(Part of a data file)

----

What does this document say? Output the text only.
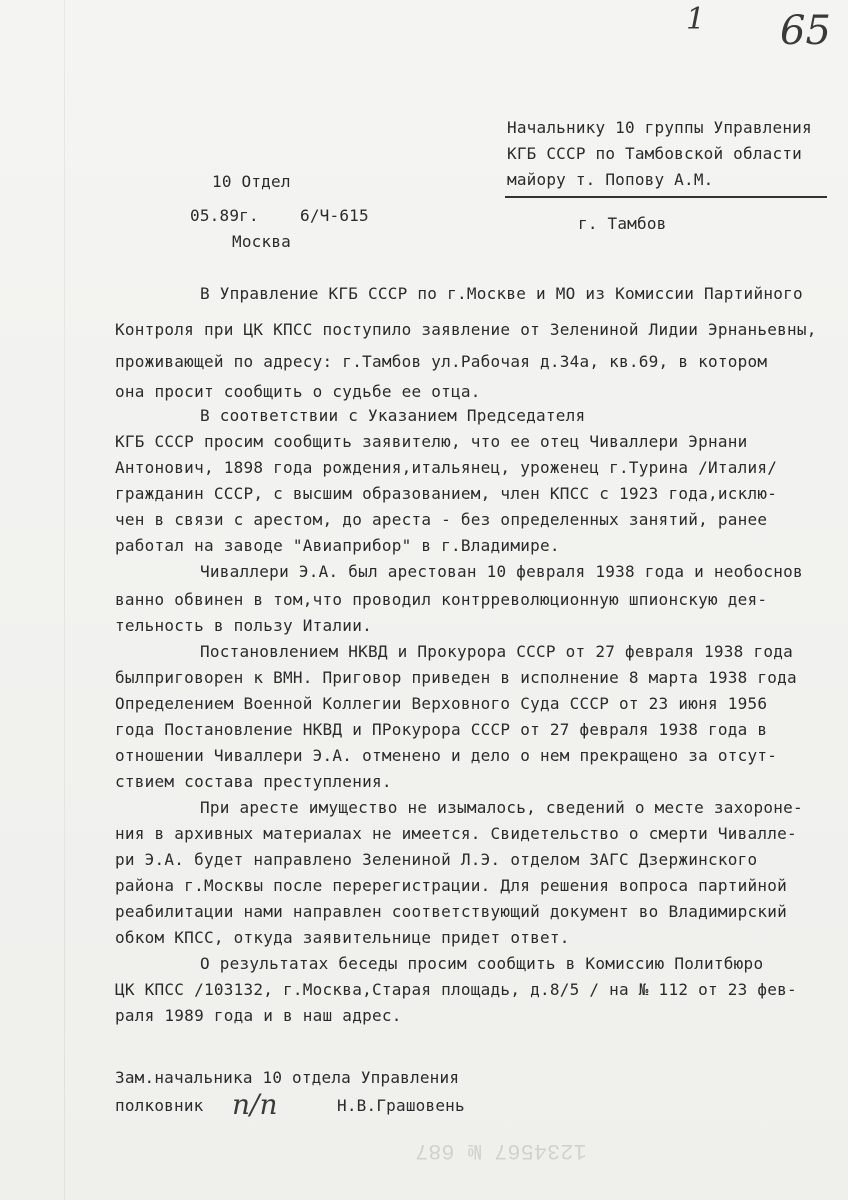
65
1
Начальнику 10 группы Управления
КГБ СССР по Тамбовской области
майору т. Попову А.М.
г. Тамбов
10 Отдел
05.89г.	6/Ч-615
Москва
В Управление КГБ СССР по г.Москве и МО из Комиссии Партийного
Контроля при ЦК КПСС поступило заявление от Зелениной Лидии Эрнаньевны,
проживающей по адресу: г.Тамбов ул.Рабочая д.34а, кв.69, в котором
она просит сообщить о судьбе ее отца.
В соответствии с Указанием Председателя
КГБ СССР просим сообщить заявителю, что ее отец Чиваллери Эрнани
Антонович, 1898 года рождения,итальянец, уроженец г.Турина /Италия/
гражданин СССР, с высшим образованием, член КПСС с 1923 года,исклю-
чен в связи с арестом, до ареста - без определенных занятий, ранее
работал на заводе "Авиаприбор" в г.Владимире.
Чиваллери Э.А. был арестован 10 февраля 1938 года и необоснов
ванно обвинен в том,что проводил контрреволюционную шпионскую дея-
тельность в пользу Италии.
Постановлением НКВД и Прокурора СССР от 27 февраля 1938 года
былприговорен к ВМН. Приговор приведен в исполнение 8 марта 1938 года
Определением Военной Коллегии Верховного Суда СССР от 23 июня 1956
года Постановление НКВД и ПРокурора СССР от 27 февраля 1938 года в
отношении Чиваллери Э.А. отменено и дело о нем прекращено за отсут-
ствием состава преступления.
При аресте имущество не изымалось, сведений о месте захороне-
ния в архивных материалах не имеется. Свидетельство о смерти Чивалле-
ри Э.А. будет направлено Зелениной Л.Э. отделом ЗАГС Дзержинского
района г.Москвы после перерегистрации. Для решения вопроса партийной
реабилитации нами направлен соответствующий документ во Владимирский
обком КПСС, откуда заявительнице придет ответ.
О результатах беседы просим сообщить в Комиссию Политбюро
ЦК КПСС /103132, г.Москва,Старая площадь, д.8/5 / на № 112 от 23 фев-
раля 1989 года и в наш адрес.
Зам.начальника 10 отдела Управления
полковник п/п	Н.В.Грашовень
1234567 № 687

----

REQUIREMENTS
Copy the listing exactly. Any image in it stays out of the copy.

SOLUTION TO THIS TASK
What does this document say? Output the text only.
65
1
Начальнику 10 группы Управления
КГБ СССР по Тамбовской области
майору т. Попову А.М.
г. Тамбов
10 Отдел
05.89г.	6/Ч-615
Москва
В Управление КГБ СССР по г.Москве и МО из Комиссии Партийного
Контроля при ЦК КПСС поступило заявление от Зелениной Лидии Эрнаньевны,
проживающей по адресу: г.Тамбов ул.Рабочая д.34а, кв.69, в котором
она просит сообщить о судьбе ее отца.
В соответствии с Указанием Председателя
КГБ СССР просим сообщить заявителю, что ее отец Чиваллери Эрнани
Антонович, 1898 года рождения,итальянец, уроженец г.Турина /Италия/
гражданин СССР, с высшим образованием, член КПСС с 1923 года,исклю-
чен в связи с арестом, до ареста - без определенных занятий, ранее
работал на заводе "Авиаприбор" в г.Владимире.
Чиваллери Э.А. был арестован 10 февраля 1938 года и необоснов
ванно обвинен в том,что проводил контрреволюционную шпионскую дея-
тельность в пользу Италии.
Постановлением НКВД и Прокурора СССР от 27 февраля 1938 года
былприговорен к ВМН. Приговор приведен в исполнение 8 марта 1938 года
Определением Военной Коллегии Верховного Суда СССР от 23 июня 1956
года Постановление НКВД и ПРокурора СССР от 27 февраля 1938 года в
отношении Чиваллери Э.А. отменено и дело о нем прекращено за отсут-
ствием состава преступления.
При аресте имущество не изымалось, сведений о месте захороне-
ния в архивных материалах не имеется. Свидетельство о смерти Чивалле-
ри Э.А. будет направлено Зелениной Л.Э. отделом ЗАГС Дзержинского
района г.Москвы после перерегистрации. Для решения вопроса партийной
реабилитации нами направлен соответствующий документ во Владимирский
обком КПСС, откуда заявительнице придет ответ.
О результатах беседы просим сообщить в Комиссию Политбюро
ЦК КПСС /103132, г.Москва,Старая площадь, д.8/5 / на № 112 от 23 фев-
раля 1989 года и в наш адрес.
Зам.начальника 10 отдела Управления
полковник п/п	Н.В.Грашовень
1234567 № 687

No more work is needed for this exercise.